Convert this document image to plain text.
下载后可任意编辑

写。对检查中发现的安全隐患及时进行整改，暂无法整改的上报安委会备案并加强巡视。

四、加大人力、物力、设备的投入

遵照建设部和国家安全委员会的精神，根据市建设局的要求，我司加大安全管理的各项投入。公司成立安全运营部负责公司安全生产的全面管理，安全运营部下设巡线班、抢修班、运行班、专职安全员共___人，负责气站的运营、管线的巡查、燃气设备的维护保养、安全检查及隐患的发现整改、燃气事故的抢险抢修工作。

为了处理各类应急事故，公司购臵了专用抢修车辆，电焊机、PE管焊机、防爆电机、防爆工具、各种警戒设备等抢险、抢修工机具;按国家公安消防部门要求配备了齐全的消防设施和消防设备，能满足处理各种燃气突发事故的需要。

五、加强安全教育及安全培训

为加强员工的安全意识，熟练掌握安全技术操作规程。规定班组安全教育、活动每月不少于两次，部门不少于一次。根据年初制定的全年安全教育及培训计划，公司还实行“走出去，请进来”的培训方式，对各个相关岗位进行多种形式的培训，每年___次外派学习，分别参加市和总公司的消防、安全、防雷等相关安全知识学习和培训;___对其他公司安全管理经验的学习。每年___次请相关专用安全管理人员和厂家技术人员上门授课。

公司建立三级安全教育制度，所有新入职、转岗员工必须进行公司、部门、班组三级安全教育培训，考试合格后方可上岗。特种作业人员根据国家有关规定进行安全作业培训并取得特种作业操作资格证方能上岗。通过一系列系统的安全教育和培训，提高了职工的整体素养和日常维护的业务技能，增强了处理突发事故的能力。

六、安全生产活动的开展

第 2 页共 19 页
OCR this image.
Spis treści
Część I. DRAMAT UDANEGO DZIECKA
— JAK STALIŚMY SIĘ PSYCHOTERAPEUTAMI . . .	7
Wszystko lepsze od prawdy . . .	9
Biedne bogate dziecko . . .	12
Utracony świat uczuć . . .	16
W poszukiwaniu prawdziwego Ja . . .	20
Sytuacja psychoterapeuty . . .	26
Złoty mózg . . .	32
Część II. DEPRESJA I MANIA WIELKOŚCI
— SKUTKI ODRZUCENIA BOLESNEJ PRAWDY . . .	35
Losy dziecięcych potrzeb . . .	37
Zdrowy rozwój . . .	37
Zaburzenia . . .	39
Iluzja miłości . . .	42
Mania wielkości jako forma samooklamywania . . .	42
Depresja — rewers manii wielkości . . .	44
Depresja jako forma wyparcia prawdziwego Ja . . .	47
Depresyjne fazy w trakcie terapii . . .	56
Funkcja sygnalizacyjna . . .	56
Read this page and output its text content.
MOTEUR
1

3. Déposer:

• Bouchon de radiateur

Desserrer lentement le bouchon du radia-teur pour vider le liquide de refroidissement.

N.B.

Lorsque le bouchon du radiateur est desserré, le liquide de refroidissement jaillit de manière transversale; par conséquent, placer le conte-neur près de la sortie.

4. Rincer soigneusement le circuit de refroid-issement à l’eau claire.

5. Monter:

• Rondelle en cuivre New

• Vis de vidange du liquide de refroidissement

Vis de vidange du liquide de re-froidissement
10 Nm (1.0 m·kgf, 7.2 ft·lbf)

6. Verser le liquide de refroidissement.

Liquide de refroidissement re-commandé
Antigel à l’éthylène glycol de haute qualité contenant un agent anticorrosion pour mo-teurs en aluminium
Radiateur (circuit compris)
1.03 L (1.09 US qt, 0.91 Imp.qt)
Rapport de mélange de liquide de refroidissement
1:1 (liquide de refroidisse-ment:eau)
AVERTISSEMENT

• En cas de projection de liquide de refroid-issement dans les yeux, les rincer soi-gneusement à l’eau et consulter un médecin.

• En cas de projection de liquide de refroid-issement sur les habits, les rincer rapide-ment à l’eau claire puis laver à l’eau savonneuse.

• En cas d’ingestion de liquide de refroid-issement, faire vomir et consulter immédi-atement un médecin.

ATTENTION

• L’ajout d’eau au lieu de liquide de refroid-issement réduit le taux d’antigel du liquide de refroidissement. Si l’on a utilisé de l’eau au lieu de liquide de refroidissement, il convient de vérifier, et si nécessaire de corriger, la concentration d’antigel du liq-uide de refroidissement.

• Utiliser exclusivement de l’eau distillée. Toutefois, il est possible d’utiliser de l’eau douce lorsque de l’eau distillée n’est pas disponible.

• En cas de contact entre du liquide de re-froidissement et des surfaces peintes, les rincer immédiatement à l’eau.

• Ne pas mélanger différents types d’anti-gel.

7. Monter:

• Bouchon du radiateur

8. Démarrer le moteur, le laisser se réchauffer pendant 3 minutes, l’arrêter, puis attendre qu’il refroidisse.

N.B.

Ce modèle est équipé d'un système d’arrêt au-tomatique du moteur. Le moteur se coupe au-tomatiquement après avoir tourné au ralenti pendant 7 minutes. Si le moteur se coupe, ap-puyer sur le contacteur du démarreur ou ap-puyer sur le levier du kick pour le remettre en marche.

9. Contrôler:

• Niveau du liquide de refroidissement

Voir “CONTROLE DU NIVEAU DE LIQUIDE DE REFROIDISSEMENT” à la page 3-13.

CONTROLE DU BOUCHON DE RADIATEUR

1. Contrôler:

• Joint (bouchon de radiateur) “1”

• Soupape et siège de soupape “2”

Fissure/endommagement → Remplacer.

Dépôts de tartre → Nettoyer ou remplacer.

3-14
+-------+
## Problem to work on
Copy out all of the lines above exactly.

## Completed task
Convert this document image to plain text.
下载后可任意编辑

写。对检查中发现的安全隐患及时进行整改，暂无法整改的上报安委会备案并加强巡视。

四、加大人力、物力、设备的投入

遵照建设部和国家安全委员会的精神，根据市建设局的要求，我司加大安全管理的各项投入。公司成立安全运营部负责公司安全生产的全面管理，安全运营部下设巡线班、抢修班、运行班、专职安全员共___人，负责气站的运营、管线的巡查、燃气设备的维护保养、安全检查及隐患的发现整改、燃气事故的抢险抢修工作。

为了处理各类应急事故，公司购臵了专用抢修车辆，电焊机、PE管焊机、防爆电机、防爆工具、各种警戒设备等抢险、抢修工机具;按国家公安消防部门要求配备了齐全的消防设施和消防设备，能满足处理各种燃气突发事故的需要。

五、加强安全教育及安全培训

为加强员工的安全意识，熟练掌握安全技术操作规程。规定班组安全教育、活动每月不少于两次，部门不少于一次。根据年初制定的全年安全教育及培训计划，公司还实行“走出去，请进来”的培训方式，对各个相关岗位进行多种形式的培训，每年___次外派学习，分别参加市和总公司的消防、安全、防雷等相关安全知识学习和培训;___对其他公司安全管理经验的学习。每年___次请相关专用安全管理人员和厂家技术人员上门授课。

公司建立三级安全教育制度，所有新入职、转岗员工必须进行公司、部门、班组三级安全教育培训，考试合格后方可上岗。特种作业人员根据国家有关规定进行安全作业培训并取得特种作业操作资格证方能上岗。通过一系列系统的安全教育和培训，提高了职工的整体素养和日常维护的业务技能，增强了处理突发事故的能力。

六、安全生产活动的开展

第 2 页共 19 页
OCR this image.
Spis treści
Część I. DRAMAT UDANEGO DZIECKA
— JAK STALIŚMY SIĘ PSYCHOTERAPEUTAMI . . .	7
Wszystko lepsze od prawdy . . .	9
Biedne bogate dziecko . . .	12
Utracony świat uczuć . . .	16
W poszukiwaniu prawdziwego Ja . . .	20
Sytuacja psychoterapeuty . . .	26
Złoty mózg . . .	32
Część II. DEPRESJA I MANIA WIELKOŚCI
— SKUTKI ODRZUCENIA BOLESNEJ PRAWDY . . .	35
Losy dziecięcych potrzeb . . .	37
Zdrowy rozwój . . .	37
Zaburzenia . . .	39
Iluzja miłości . . .	42
Mania wielkości jako forma samooklamywania . . .	42
Depresja — rewers manii wielkości . . .	44
Depresja jako forma wyparcia prawdziwego Ja . . .	47
Depresyjne fazy w trakcie terapii . . .	56
Funkcja sygnalizacyjna . . .	56
Read this page and output its text content.
MOTEUR
1

3. Déposer:

• Bouchon de radiateur

Desserrer lentement le bouchon du radia-teur pour vider le liquide de refroidissement.

N.B.

Lorsque le bouchon du radiateur est desserré, le liquide de refroidissement jaillit de manière transversale; par conséquent, placer le conte-neur près de la sortie.

4. Rincer soigneusement le circuit de refroid-issement à l’eau claire.

5. Monter:

• Rondelle en cuivre New

• Vis de vidange du liquide de refroidissement

Vis de vidange du liquide de re-froidissement
10 Nm (1.0 m·kgf, 7.2 ft·lbf)

6. Verser le liquide de refroidissement.

Liquide de refroidissement re-commandé
Antigel à l’éthylène glycol de haute qualité contenant un agent anticorrosion pour mo-teurs en aluminium
Radiateur (circuit compris)
1.03 L (1.09 US qt, 0.91 Imp.qt)
Rapport de mélange de liquide de refroidissement
1:1 (liquide de refroidisse-ment:eau)
AVERTISSEMENT

• En cas de projection de liquide de refroid-issement dans les yeux, les rincer soi-gneusement à l’eau et consulter un médecin.

• En cas de projection de liquide de refroid-issement sur les habits, les rincer rapide-ment à l’eau claire puis laver à l’eau savonneuse.

• En cas d’ingestion de liquide de refroid-issement, faire vomir et consulter immédi-atement un médecin.

ATTENTION

• L’ajout d’eau au lieu de liquide de refroid-issement réduit le taux d’antigel du liquide de refroidissement. Si l’on a utilisé de l’eau au lieu de liquide de refroidissement, il convient de vérifier, et si nécessaire de corriger, la concentration d’antigel du liq-uide de refroidissement.

• Utiliser exclusivement de l’eau distillée. Toutefois, il est possible d’utiliser de l’eau douce lorsque de l’eau distillée n’est pas disponible.

• En cas de contact entre du liquide de re-froidissement et des surfaces peintes, les rincer immédiatement à l’eau.

• Ne pas mélanger différents types d’anti-gel.

7. Monter:

• Bouchon du radiateur

8. Démarrer le moteur, le laisser se réchauffer pendant 3 minutes, l’arrêter, puis attendre qu’il refroidisse.

N.B.

Ce modèle est équipé d'un système d’arrêt au-tomatique du moteur. Le moteur se coupe au-tomatiquement après avoir tourné au ralenti pendant 7 minutes. Si le moteur se coupe, ap-puyer sur le contacteur du démarreur ou ap-puyer sur le levier du kick pour le remettre en marche.

9. Contrôler:

• Niveau du liquide de refroidissement

Voir “CONTROLE DU NIVEAU DE LIQUIDE DE REFROIDISSEMENT” à la page 3-13.

CONTROLE DU BOUCHON DE RADIATEUR

1. Contrôler:

• Joint (bouchon de radiateur) “1”

• Soupape et siège de soupape “2”

Fissure/endommagement → Remplacer.

Dépôts de tartre → Nettoyer ou remplacer.

3-14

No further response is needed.